INSTRUCTIONS FOR THE TASK: Recast the items as a numbered list, starting from the first line and continuing up to and including the line with "speaker-role: مخـرج بقنـاة". Leave out any blank lines.

DATA FOR THIS TASK:
---------------

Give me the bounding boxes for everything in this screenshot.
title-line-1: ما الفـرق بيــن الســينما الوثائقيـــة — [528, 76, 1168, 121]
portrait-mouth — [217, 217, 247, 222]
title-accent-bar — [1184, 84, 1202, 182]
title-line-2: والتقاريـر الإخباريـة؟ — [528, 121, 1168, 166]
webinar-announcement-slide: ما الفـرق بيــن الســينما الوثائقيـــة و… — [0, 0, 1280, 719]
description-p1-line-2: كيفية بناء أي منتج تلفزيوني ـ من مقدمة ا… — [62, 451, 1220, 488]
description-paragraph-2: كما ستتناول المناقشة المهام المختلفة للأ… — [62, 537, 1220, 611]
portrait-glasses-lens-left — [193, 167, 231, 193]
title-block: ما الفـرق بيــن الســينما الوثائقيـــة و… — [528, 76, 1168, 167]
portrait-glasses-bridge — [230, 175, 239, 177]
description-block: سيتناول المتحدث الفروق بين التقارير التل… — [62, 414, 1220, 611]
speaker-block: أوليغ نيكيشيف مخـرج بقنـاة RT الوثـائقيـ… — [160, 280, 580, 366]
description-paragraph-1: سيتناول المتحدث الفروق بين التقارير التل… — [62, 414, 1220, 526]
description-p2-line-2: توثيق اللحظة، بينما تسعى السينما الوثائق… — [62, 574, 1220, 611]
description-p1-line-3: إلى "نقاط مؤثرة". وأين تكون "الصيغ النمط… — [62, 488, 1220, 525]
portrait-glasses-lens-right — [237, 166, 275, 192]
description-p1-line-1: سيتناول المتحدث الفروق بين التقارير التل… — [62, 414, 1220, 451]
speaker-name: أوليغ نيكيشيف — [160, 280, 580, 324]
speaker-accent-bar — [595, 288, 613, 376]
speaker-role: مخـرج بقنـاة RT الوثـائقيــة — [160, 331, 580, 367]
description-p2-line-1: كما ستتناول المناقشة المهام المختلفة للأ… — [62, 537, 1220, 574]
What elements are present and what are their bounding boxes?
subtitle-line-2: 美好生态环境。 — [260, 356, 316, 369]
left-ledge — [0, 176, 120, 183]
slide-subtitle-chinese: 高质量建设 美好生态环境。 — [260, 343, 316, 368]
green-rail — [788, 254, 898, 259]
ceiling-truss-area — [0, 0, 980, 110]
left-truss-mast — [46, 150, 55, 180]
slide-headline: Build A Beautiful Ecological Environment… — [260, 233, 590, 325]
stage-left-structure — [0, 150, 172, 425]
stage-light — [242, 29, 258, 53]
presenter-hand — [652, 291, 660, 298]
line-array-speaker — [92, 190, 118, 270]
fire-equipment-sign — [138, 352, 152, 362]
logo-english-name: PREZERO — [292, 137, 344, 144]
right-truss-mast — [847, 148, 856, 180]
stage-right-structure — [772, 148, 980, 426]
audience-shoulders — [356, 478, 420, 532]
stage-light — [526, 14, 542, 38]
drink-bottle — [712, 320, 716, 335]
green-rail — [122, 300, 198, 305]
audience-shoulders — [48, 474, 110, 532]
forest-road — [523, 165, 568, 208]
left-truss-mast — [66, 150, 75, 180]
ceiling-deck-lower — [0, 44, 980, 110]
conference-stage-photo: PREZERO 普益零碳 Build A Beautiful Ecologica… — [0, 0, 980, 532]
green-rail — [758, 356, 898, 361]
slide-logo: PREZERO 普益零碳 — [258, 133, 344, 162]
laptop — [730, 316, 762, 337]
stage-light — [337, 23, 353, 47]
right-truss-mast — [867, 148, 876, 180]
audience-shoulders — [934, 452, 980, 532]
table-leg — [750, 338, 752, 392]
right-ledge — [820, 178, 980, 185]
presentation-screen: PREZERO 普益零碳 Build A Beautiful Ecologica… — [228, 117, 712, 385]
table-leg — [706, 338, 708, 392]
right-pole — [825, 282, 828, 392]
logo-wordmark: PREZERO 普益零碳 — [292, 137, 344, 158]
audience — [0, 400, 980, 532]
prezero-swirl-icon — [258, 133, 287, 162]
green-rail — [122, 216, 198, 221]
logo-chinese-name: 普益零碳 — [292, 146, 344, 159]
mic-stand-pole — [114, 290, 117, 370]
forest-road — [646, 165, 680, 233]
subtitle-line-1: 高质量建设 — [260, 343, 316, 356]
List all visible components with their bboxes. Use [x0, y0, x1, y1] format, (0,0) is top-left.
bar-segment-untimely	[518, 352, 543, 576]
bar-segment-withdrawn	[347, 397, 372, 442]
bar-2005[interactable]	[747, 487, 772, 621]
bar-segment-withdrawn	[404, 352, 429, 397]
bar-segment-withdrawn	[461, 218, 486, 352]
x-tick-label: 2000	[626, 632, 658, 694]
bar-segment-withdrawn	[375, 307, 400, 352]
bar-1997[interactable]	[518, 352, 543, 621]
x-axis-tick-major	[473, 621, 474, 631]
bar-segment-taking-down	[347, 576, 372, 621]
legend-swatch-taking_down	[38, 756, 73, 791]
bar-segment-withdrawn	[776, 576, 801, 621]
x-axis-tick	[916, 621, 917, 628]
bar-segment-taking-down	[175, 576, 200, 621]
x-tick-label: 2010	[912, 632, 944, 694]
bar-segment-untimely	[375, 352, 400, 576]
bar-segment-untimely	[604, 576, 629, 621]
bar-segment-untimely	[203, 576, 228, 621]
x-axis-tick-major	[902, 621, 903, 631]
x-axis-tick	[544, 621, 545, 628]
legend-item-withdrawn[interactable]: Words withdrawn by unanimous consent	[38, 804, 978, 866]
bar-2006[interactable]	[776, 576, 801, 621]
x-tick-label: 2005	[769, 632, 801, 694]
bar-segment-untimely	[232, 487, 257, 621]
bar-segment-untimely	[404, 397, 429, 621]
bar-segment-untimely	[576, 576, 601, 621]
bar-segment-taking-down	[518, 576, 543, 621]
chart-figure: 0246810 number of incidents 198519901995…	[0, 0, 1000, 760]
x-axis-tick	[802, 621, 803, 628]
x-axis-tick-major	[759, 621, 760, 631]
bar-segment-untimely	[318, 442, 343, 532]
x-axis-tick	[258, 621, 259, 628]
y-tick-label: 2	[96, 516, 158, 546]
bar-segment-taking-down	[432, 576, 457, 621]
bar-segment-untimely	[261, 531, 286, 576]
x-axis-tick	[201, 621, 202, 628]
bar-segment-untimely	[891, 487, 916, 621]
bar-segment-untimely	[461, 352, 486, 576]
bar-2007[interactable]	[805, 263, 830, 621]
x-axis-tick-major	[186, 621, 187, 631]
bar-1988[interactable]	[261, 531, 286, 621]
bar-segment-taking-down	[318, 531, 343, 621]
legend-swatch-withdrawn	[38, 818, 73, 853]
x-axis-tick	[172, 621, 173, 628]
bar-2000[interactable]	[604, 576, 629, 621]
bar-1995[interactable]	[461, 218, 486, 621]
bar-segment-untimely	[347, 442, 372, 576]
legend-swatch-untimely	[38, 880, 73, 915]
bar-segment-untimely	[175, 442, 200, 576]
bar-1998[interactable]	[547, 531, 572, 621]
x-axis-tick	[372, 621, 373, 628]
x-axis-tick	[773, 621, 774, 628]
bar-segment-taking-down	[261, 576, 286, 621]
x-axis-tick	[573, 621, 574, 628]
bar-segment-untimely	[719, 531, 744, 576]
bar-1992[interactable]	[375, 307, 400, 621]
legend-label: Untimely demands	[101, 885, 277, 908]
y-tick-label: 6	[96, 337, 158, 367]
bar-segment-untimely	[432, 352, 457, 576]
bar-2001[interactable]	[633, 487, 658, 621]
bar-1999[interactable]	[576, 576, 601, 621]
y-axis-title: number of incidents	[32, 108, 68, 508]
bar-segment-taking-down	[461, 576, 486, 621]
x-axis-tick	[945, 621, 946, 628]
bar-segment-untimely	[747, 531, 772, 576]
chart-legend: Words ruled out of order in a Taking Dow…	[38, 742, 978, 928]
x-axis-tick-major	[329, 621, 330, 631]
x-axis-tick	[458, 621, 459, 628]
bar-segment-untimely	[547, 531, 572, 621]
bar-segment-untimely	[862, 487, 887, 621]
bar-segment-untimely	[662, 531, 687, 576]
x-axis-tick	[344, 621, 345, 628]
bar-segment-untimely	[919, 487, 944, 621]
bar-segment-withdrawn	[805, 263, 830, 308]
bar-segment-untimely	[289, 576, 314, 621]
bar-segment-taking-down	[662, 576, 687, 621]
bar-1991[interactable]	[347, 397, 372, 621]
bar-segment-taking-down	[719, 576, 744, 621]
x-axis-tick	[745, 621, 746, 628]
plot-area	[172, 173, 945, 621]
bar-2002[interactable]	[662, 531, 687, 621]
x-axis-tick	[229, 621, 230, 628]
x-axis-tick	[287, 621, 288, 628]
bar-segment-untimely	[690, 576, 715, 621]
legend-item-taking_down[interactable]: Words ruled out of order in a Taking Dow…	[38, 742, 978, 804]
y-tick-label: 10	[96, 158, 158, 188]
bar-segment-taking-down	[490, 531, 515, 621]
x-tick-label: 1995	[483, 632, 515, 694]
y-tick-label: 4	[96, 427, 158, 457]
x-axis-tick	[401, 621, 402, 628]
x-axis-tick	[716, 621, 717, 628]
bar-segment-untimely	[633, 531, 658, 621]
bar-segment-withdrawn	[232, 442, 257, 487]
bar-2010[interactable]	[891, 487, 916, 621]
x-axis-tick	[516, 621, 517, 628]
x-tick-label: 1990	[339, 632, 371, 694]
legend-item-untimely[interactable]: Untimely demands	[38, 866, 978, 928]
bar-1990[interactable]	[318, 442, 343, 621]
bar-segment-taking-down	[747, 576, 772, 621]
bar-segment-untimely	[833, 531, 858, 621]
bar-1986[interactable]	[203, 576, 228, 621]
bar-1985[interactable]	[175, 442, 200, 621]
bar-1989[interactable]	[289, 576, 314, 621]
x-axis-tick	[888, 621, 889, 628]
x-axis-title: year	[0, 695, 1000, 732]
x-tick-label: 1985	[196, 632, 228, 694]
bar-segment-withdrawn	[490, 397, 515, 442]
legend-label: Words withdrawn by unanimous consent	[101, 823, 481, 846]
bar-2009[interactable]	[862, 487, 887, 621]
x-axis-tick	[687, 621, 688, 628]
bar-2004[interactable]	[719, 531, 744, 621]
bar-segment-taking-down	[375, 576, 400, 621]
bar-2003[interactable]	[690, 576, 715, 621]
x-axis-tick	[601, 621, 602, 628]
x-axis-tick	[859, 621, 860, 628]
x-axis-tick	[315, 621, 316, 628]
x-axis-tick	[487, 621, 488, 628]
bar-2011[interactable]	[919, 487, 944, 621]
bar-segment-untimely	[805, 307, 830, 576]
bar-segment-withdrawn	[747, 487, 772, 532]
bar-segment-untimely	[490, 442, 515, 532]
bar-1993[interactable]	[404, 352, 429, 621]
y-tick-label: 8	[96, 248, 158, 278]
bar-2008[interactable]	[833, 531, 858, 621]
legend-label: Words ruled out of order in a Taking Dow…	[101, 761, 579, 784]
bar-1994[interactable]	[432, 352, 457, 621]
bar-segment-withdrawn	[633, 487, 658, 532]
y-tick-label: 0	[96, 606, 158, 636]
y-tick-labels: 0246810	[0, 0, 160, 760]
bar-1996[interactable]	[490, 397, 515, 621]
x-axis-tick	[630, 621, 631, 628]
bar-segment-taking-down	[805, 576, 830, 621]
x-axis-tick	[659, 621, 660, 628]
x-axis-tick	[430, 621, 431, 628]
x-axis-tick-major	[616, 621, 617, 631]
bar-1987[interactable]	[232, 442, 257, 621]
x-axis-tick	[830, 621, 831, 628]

---------------

TASK OUTPUT:
1. Give me the bounding boxes for everything in this screenshot.
2. title-line-1: ما الفـرق بيــن الســينما الوثائقيـــة — [528, 76, 1168, 121]
3. portrait-mouth — [217, 217, 247, 222]
4. title-accent-bar — [1184, 84, 1202, 182]
5. title-line-2: والتقاريـر الإخباريـة؟ — [528, 121, 1168, 166]
6. webinar-announcement-slide: ما الفـرق بيــن الســينما الوثائقيـــة و… — [0, 0, 1280, 719]
7. description-p1-line-2: كيفية بناء أي منتج تلفزيوني ـ من مقدمة ا… — [62, 451, 1220, 488]
8. description-paragraph-2: كما ستتناول المناقشة المهام المختلفة للأ… — [62, 537, 1220, 611]
9. portrait-glasses-lens-left — [193, 167, 231, 193]
10. title-block: ما الفـرق بيــن الســينما الوثائقيـــة و… — [528, 76, 1168, 167]
11. portrait-glasses-bridge — [230, 175, 239, 177]
12. description-block: سيتناول المتحدث الفروق بين التقارير التل… — [62, 414, 1220, 611]
13. speaker-block: أوليغ نيكيشيف مخـرج بقنـاة RT الوثـائقيـ… — [160, 280, 580, 366]
14. description-paragraph-1: سيتناول المتحدث الفروق بين التقارير التل… — [62, 414, 1220, 526]
15. description-p2-line-2: توثيق اللحظة، بينما تسعى السينما الوثائق… — [62, 574, 1220, 611]
16. description-p1-line-3: إلى "نقاط مؤثرة". وأين تكون "الصيغ النمط… — [62, 488, 1220, 525]
17. portrait-glasses-lens-right — [237, 166, 275, 192]
18. description-p1-line-1: سيتناول المتحدث الفروق بين التقارير التل… — [62, 414, 1220, 451]
19. speaker-name: أوليغ نيكيشيف — [160, 280, 580, 324]
20. speaker-accent-bar — [595, 288, 613, 376]
21. speaker-role: مخـرج بقنـاة RT الوثـائقيــة — [160, 331, 580, 367]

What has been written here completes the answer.